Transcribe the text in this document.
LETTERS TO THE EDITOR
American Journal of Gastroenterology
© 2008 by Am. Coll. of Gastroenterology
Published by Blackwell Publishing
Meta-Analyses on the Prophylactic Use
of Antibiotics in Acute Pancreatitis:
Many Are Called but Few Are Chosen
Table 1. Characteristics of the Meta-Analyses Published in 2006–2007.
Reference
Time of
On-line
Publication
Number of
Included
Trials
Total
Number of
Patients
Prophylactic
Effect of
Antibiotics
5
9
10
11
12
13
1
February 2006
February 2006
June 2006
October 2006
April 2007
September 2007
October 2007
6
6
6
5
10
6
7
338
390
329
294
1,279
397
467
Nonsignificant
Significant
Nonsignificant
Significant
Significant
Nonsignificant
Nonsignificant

#### Brief:
Look through the material above for the string "Antibiotics" and copy each line that has it.

#### Result of the exercise:
of Antibiotics in Acute Pancreatitis:
Antibiotics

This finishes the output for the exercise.